Data shown:
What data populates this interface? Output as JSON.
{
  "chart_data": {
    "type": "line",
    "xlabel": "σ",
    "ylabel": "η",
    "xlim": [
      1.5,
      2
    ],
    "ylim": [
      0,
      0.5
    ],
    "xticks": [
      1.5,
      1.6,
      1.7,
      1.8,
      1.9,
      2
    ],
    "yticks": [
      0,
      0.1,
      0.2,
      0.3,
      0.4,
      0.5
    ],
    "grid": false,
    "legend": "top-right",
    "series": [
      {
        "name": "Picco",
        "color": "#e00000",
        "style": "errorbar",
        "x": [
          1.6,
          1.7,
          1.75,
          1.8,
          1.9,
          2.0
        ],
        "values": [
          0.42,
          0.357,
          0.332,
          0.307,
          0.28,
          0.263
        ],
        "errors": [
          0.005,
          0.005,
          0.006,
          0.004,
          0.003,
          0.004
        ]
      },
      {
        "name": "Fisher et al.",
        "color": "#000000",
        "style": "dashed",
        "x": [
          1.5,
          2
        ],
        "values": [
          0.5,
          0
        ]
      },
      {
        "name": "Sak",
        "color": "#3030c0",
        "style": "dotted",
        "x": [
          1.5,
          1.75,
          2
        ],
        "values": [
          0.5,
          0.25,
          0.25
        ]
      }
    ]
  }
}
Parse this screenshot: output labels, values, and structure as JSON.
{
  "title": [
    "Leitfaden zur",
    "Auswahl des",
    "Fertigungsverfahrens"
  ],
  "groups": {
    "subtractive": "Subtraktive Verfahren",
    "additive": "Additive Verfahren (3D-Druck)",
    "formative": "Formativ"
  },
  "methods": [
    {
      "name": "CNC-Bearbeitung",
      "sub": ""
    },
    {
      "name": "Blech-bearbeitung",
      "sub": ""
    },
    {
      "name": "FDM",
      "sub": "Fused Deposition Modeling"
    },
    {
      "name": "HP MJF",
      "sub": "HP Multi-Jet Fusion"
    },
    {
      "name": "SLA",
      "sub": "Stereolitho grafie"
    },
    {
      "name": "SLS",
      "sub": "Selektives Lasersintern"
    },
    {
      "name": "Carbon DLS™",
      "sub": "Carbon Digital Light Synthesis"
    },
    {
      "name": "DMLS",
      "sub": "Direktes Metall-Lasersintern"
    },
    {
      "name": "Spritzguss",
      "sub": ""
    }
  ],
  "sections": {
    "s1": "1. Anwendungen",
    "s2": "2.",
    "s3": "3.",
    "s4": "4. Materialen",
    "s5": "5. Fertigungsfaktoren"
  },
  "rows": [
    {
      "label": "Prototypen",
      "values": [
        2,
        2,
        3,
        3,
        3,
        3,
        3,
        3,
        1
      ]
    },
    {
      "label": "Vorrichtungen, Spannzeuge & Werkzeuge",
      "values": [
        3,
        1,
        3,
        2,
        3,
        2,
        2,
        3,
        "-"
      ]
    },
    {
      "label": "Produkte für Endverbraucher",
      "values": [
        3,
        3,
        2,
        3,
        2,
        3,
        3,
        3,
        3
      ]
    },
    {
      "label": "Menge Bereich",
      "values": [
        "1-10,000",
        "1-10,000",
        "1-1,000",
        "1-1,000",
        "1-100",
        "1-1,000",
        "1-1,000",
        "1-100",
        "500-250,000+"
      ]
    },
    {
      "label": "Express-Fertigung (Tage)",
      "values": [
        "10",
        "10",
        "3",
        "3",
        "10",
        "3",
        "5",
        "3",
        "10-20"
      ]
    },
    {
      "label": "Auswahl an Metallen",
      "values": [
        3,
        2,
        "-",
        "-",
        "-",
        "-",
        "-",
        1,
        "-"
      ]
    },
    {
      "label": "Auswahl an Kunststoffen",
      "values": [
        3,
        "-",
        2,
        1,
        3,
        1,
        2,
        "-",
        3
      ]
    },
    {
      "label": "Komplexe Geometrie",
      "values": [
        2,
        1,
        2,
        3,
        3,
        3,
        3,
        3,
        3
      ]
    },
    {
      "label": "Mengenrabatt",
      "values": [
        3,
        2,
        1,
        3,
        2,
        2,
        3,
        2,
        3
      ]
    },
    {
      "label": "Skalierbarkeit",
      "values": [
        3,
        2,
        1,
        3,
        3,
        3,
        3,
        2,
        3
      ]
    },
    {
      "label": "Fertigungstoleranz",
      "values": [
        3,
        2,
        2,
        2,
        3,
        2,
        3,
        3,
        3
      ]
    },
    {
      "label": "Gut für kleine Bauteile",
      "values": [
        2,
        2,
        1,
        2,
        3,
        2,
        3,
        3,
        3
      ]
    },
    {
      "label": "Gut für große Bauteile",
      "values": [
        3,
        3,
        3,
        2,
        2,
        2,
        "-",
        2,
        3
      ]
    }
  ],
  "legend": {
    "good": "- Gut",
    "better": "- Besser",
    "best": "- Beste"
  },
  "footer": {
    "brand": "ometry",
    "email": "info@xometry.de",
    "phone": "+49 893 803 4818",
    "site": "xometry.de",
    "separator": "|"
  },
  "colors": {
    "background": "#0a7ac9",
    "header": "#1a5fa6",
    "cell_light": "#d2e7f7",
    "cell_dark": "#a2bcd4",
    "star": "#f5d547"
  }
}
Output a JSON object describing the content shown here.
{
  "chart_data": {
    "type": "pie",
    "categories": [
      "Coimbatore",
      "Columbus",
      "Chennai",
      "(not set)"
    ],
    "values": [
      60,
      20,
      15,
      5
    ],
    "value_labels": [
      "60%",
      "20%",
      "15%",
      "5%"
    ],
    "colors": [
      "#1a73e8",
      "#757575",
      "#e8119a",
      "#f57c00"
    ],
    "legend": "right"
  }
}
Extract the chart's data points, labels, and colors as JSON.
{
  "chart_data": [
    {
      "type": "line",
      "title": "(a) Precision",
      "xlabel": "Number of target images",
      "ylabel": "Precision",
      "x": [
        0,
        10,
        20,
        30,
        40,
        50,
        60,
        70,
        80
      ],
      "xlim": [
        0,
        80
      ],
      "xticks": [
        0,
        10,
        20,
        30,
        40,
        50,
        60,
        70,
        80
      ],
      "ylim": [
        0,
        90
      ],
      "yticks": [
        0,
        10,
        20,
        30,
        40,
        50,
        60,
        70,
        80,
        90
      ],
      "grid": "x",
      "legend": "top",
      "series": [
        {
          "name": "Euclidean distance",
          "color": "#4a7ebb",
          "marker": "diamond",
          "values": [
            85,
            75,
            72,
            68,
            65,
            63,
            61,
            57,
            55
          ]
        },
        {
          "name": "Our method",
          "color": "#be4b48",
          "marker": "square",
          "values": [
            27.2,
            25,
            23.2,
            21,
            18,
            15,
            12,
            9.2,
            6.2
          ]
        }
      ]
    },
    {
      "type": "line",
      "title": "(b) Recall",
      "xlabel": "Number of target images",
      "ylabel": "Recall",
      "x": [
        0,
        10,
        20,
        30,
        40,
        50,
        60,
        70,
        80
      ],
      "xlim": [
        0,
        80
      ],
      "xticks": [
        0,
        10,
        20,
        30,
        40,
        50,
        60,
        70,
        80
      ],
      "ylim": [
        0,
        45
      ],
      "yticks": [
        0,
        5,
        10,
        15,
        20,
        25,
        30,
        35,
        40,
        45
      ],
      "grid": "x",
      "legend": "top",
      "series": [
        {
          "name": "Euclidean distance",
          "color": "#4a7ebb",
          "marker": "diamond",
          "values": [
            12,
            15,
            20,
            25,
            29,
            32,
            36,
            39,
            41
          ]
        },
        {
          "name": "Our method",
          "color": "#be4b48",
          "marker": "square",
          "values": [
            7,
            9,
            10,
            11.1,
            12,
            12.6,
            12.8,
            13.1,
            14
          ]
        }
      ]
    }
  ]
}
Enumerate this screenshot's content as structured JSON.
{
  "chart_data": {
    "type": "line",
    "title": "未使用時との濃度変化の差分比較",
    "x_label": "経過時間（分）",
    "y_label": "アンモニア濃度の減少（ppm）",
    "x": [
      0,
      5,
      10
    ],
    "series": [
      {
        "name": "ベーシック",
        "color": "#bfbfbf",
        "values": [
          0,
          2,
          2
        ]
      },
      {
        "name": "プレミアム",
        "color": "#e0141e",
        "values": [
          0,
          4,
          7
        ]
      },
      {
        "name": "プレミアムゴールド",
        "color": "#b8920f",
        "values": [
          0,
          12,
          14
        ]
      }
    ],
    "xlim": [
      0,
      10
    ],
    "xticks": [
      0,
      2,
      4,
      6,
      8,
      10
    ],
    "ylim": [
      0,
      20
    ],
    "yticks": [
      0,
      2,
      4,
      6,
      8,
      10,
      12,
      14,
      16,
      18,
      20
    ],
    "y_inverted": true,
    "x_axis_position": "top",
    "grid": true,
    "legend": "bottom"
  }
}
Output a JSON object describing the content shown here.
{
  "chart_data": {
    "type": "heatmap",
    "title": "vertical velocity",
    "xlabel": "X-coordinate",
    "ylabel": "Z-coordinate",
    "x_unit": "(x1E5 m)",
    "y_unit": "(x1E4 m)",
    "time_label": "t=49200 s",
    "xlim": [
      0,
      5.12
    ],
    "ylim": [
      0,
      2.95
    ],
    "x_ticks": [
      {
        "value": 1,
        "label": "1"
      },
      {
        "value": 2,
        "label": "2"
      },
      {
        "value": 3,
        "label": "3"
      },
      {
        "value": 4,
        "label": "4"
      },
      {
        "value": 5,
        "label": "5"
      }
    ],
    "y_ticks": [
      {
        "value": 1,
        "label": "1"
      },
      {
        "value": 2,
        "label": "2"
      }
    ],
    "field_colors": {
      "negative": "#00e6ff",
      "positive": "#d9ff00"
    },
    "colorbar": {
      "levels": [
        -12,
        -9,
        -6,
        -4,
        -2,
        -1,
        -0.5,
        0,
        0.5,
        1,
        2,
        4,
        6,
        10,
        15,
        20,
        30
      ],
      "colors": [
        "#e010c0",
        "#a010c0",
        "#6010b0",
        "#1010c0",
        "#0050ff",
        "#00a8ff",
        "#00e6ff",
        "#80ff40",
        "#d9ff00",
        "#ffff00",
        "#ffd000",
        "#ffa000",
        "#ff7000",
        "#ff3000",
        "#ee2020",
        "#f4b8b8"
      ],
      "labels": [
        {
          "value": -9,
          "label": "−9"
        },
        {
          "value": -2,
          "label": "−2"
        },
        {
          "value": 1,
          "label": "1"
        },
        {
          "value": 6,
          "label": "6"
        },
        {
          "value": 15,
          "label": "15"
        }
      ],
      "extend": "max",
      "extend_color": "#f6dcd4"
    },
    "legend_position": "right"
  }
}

Stated exercise: Collect from the data above every line that includes "xlabel".

The solution:
    "xlabel": "σ",
      "xlabel": "Number of target images",
      "xlabel": "Number of target images",
    "xlabel": "X-coordinate",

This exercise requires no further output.